Yazılı görev A = Emre Aşık haberine göre, Emre Aşık adı denince hangi kulüp akla gelir?
Yazılı görev B = Emre Aşık haberindeki şu cümleyi İngilizceye çevirin: "Cimbom’un eski futbolcusu, “Rijkaard geçen sezon takımı üçüncü yapabildi. Onun yerinde bir Türk teknik direktör olsa gönderilir miydi” sorusuna cesurca cevap verirken, Hollandalı hocanın bu sezon çok başarılı olacağını iddia etti."
Yazılı görev C = Lütfen Emre Aşık haberinden "Türk futbol tarihimizin" ile başlayıp "olacağını iddia etti." kısmına kadar süren bölümü olduğu gibi aktarın.

Sayfa alıntısı =
Türk futbol tarihimizin ÜÇ BÜYÜK KULÜPTE FORMA GİYEN ender futbolcularından olan, ancak Emre Aşık dendiğinde Galatasaray ile özdeşleşen, karakteri ve profesyonelliği ile verilen görevin en iyisini yapmaya çalışan ve artık Türk Futboluna teknik adam olarak hizmet vermenin adımlarını atmaya başlayan EMRE AŞIK önemli açıklamalar yaptı.. G.SARAY, RİJKAARD, ARDA, AYKUT KOCAMAN, LUCESCU, LİNCOLN ve F.BAHÇE MAÇLARI İLE İLGİLİ NELER SÖYLEDİ.. İŞTE DETAYLAR
Cimbom’un eski futbolcusu, “Rijkaard geçen sezon takımı üçüncü yapabildi. Onun yerinde bir Türk teknik direktör olsa gönderilir miydi” sorusuna cesurca cevap verirken, Hollandalı hocanın bu sezon çok başarılı olacağını iddia etti.

Verilen veriler =
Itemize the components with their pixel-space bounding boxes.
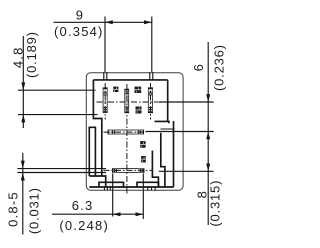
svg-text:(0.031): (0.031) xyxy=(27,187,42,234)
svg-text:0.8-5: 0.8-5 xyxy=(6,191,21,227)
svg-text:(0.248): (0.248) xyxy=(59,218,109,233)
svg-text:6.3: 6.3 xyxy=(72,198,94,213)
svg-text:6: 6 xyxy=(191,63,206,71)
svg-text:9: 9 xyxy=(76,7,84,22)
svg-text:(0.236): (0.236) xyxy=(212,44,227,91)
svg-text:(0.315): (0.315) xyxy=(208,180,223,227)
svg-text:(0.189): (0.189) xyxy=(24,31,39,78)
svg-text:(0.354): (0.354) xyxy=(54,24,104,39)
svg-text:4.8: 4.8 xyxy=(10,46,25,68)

--

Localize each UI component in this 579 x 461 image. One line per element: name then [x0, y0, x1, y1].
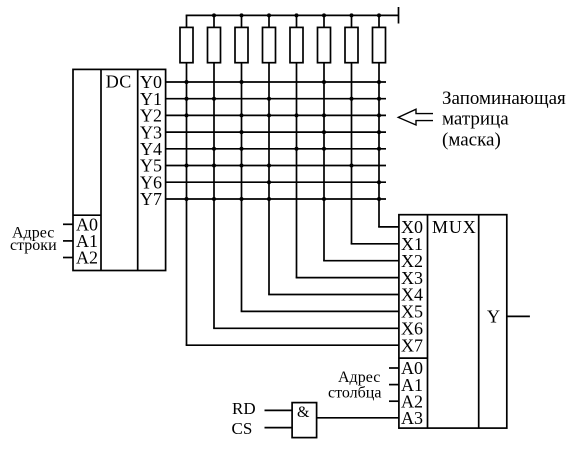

Çözümlü cevap A = Galatasaray.

Çözümlü cevap B = While boldly answering the question "Rijkaard could only get the team to third place last season. If a Turkish coach had been in his position, would he have been sent away?", the former Cimbom player claimed that the Dutch coach would be very successful this season.

Çözümlü cevap C =
Türk futbol tarihimizin ÜÇ BÜYÜK KULÜPTE FORMA GİYEN ender futbolcularından olan, ancak Emre Aşık dendiğinde Galatasaray ile özdeşleşen, karakteri ve profesyonelliği ile verilen görevin en iyisini yapmaya çalışan ve artık Türk Futboluna teknik adam olarak hizmet vermenin adımlarını atmaya başlayan EMRE AŞIK önemli açıklamalar yaptı.. G.SARAY, RİJKAARD, ARDA, AYKUT KOCAMAN, LUCESCU, LİNCOLN ve F.BAHÇE MAÇLARI İLE İLGİLİ NELER SÖYLEDİ.. İŞTE DETAYLAR
Cimbom’un eski futbolcusu, “Rijkaard geçen sezon takımı üçüncü yapabildi. Onun yerinde bir Türk teknik direktör olsa gönderilir miydi” sorusuna cesurca cevap verirken, Hollandalı hocanın bu sezon çok başarılı olacağını iddia etti.